▶ **Work to complete**
Show every line below where "screenshot" can be found.

[Raw records]
════════

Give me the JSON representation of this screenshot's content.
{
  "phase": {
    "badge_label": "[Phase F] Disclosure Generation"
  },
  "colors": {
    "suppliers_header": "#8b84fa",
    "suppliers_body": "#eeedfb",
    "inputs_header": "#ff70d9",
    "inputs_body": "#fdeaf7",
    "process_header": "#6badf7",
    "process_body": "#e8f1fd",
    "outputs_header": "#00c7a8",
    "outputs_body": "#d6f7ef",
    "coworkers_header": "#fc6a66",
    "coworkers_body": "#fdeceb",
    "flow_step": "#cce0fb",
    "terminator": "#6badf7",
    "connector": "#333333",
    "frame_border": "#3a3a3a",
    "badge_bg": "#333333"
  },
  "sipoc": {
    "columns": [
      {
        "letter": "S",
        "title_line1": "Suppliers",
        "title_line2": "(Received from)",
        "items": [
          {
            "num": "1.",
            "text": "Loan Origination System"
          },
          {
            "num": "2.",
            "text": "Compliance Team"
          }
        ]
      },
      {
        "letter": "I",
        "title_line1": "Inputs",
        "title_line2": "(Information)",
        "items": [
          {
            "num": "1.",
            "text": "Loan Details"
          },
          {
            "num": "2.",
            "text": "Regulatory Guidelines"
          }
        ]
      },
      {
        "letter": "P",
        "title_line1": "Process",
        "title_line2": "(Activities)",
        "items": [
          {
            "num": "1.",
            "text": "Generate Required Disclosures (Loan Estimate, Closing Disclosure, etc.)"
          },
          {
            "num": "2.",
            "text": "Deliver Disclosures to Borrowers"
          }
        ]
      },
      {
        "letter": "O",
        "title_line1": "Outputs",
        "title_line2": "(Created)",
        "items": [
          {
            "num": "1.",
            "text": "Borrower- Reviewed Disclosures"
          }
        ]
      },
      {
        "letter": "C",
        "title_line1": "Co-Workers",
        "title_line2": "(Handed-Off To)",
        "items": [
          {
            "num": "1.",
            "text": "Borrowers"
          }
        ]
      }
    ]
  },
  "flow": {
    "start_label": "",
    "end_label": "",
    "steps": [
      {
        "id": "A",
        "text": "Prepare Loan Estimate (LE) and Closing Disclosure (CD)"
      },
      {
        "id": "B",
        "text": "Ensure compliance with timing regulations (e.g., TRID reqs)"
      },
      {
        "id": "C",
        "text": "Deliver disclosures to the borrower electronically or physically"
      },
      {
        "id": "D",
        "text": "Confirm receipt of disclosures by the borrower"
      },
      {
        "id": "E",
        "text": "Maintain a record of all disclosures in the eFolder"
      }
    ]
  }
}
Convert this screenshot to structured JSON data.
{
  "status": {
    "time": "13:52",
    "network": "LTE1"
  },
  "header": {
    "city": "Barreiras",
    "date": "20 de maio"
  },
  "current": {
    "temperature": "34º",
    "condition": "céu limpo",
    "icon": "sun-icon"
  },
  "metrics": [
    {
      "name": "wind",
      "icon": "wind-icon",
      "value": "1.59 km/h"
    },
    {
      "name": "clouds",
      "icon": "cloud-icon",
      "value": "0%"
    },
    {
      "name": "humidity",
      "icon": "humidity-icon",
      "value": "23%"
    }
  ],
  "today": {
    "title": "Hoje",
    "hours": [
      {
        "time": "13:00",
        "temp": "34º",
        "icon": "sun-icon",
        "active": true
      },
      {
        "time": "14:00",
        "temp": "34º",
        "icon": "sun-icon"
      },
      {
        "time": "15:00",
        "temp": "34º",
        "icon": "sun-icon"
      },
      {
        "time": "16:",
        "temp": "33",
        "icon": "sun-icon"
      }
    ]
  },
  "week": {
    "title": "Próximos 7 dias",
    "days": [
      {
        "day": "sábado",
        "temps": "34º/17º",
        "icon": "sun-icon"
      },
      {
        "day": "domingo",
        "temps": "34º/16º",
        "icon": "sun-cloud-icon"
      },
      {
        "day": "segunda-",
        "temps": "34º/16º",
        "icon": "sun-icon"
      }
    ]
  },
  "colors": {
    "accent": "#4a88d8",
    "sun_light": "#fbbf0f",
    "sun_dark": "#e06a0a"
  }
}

════════

▶ **Answer in full**
Give me the JSON representation of this screenshot's content.
Convert this screenshot to structured JSON data.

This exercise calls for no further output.